[EXTRACTED TEXT — start]
#10963: More functorial constructions
-------------------------+-------------------------------------------------
       Reporter:         |         Owner:  stumpc5
  nthiery                |        Status:  needs_work
           Type:         |     Milestone:
  enhancement            |    Resolution:
       Priority:  major  |     Merged in:
      Component:         |     Reviewers:  Simon King
  categories             |   Work issues:  Reduce startup time by 5%. Avoid
       Keywords:         |  "recursion depth exceeded (ignored)". Trivial
        Authors:         |  doctest fixes.
  Nicolas M. ThiƩry      |  Dependencies:  #11224, #8327, #10193, #12895,
Report Upstream:  N/A    |  #14516, #14722, #13589
         Branch:         |
       Stopgaps:         |
-------------------------+-------------------------------------------------

Comment (by nthiery):

 Replying to [comment:60 SimonKing]:
 > And a more general question we should answer: What is the semantics of
 `super_categories()`?
 >
 > It used to be like this, if I understood correctly:
 `C.super_categories()` should return a list of all categories `S1, S2,
 ...` constructible in Sage such that C is a proper sub-category of `S1,
 S2, ...` and there is no category D '''constructible in Sage''' such that
 C is a proper sub-category of D and D is a proper sub-category of any of
 the `S1, S2, ...`.

 I very much like this definition, and think it's still perfectly up to
 date. Maybe one would use "implemented in Sage" rather than
 "constructible in Sage" to rule out join categories.
[EXTRACTED TEXT — finish]
[PROVIDED MATERIAL — start]
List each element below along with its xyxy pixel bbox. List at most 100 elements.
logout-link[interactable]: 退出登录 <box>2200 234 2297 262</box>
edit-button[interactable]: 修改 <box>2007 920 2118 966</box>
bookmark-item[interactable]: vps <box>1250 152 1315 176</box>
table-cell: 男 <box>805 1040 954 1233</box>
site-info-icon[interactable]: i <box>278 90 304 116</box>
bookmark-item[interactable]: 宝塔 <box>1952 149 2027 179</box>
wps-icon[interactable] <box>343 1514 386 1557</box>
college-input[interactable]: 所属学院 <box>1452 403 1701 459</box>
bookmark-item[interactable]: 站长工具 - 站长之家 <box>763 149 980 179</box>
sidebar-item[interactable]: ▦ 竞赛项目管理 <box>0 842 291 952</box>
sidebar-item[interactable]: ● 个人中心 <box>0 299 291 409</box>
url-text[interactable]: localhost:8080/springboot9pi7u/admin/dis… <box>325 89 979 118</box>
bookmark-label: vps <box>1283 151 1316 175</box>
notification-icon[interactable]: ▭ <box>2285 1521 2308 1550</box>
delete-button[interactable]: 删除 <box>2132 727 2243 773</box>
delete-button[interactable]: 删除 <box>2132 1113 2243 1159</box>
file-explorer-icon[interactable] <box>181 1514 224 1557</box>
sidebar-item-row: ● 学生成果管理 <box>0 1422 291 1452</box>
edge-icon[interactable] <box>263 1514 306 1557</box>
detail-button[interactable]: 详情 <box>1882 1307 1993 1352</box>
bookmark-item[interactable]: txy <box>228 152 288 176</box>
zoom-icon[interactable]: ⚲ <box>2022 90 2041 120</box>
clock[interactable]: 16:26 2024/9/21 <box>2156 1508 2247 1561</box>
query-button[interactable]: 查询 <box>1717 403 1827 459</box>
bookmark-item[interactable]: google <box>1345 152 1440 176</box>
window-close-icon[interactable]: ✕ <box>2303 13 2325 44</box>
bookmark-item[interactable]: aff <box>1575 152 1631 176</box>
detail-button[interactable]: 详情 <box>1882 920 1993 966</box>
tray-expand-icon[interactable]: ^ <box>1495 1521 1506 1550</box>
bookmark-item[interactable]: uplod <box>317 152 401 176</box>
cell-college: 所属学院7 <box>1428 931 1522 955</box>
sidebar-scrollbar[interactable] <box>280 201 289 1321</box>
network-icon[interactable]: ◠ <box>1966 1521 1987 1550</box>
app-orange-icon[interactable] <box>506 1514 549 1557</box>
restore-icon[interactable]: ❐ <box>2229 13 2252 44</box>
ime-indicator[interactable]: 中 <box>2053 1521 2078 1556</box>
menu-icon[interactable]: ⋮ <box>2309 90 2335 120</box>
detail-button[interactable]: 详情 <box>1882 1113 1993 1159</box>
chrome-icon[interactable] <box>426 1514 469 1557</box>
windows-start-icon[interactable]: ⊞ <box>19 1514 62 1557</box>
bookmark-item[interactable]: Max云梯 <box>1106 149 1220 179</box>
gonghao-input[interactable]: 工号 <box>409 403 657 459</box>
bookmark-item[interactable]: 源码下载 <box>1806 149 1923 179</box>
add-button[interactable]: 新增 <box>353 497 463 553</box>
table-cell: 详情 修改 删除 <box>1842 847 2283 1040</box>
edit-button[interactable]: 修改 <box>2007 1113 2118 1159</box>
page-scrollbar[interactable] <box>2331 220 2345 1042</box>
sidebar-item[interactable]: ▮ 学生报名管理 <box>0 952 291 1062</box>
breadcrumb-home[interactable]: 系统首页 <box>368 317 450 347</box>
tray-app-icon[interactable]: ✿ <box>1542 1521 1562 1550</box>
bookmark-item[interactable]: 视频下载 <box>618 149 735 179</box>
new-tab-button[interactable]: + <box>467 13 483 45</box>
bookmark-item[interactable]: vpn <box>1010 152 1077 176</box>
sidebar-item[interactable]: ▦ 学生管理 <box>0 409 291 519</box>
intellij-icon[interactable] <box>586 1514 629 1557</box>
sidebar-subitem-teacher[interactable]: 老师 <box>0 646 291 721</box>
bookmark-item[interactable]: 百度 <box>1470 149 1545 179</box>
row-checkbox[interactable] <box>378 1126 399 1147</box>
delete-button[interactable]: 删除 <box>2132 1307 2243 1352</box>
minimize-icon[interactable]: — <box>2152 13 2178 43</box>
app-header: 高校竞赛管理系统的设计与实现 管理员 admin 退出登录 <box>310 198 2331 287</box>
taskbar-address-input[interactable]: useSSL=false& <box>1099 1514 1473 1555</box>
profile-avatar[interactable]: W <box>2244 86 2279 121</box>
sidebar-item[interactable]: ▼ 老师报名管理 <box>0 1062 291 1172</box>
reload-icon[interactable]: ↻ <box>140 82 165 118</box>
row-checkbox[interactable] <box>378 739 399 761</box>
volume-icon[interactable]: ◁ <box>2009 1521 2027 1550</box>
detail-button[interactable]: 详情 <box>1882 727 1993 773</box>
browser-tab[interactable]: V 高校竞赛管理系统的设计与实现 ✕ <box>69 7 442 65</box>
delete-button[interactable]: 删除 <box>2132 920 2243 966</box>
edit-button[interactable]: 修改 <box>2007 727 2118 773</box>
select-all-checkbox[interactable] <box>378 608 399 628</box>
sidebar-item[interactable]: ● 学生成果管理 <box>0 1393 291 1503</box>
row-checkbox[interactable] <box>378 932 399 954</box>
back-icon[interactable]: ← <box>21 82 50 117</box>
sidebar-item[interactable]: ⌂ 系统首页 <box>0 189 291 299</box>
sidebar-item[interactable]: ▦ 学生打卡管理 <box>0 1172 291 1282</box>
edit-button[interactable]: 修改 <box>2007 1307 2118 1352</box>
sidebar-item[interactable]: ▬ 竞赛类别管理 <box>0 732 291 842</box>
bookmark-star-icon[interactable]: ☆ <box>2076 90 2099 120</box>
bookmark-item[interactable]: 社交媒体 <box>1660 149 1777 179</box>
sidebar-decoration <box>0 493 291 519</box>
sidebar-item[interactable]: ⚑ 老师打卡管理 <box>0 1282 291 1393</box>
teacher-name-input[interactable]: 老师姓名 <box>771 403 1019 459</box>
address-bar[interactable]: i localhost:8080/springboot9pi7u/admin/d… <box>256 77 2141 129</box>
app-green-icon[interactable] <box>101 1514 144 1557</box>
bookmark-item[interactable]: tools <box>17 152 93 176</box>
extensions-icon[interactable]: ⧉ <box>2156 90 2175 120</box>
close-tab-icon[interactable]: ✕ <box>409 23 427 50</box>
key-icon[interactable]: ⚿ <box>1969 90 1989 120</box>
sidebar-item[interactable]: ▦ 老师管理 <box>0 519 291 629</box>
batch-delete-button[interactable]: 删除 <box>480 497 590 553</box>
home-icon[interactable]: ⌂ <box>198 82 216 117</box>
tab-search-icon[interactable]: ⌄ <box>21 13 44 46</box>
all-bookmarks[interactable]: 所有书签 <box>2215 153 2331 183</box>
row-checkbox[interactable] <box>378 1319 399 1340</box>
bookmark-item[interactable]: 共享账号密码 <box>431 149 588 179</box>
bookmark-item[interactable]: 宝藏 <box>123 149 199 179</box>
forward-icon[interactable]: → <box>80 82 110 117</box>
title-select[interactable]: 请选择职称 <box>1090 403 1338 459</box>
[PROVIDED MATERIAL — finish]
#### WHAT YOU NEED TO DO
Could you copy out the ticket #10963 text from above in full, character for character?

#### FINISHED TASK
#10963: More functorial constructions
-------------------------+-------------------------------------------------
       Reporter:         |         Owner:  stumpc5
  nthiery                |        Status:  needs_work
           Type:         |     Milestone:
  enhancement            |    Resolution:
       Priority:  major  |     Merged in:
      Component:         |     Reviewers:  Simon King
  categories             |   Work issues:  Reduce startup time by 5%. Avoid
       Keywords:         |  "recursion depth exceeded (ignored)". Trivial
        Authors:         |  doctest fixes.
  Nicolas M. ThiƩry      |  Dependencies:  #11224, #8327, #10193, #12895,
Report Upstream:  N/A    |  #14516, #14722, #13589
         Branch:         |
       Stopgaps:         |
-------------------------+-------------------------------------------------

Comment (by nthiery):

 Replying to [comment:60 SimonKing]:
 > And a more general question we should answer: What is the semantics of
 `super_categories()`?
 >
 > It used to be like this, if I understood correctly:
 `C.super_categories()` should return a list of all categories `S1, S2,
 ...` constructible in Sage such that C is a proper sub-category of `S1,
 S2, ...` and there is no category D '''constructible in Sage''' such that
 C is a proper sub-category of D and D is a proper sub-category of any of
 the `S1, S2, ...`.

 I very much like this definition, and think it's still perfectly up to
 date. Maybe one would use "implemented in Sage" rather than
 "constructible in Sage" to rule out join categories.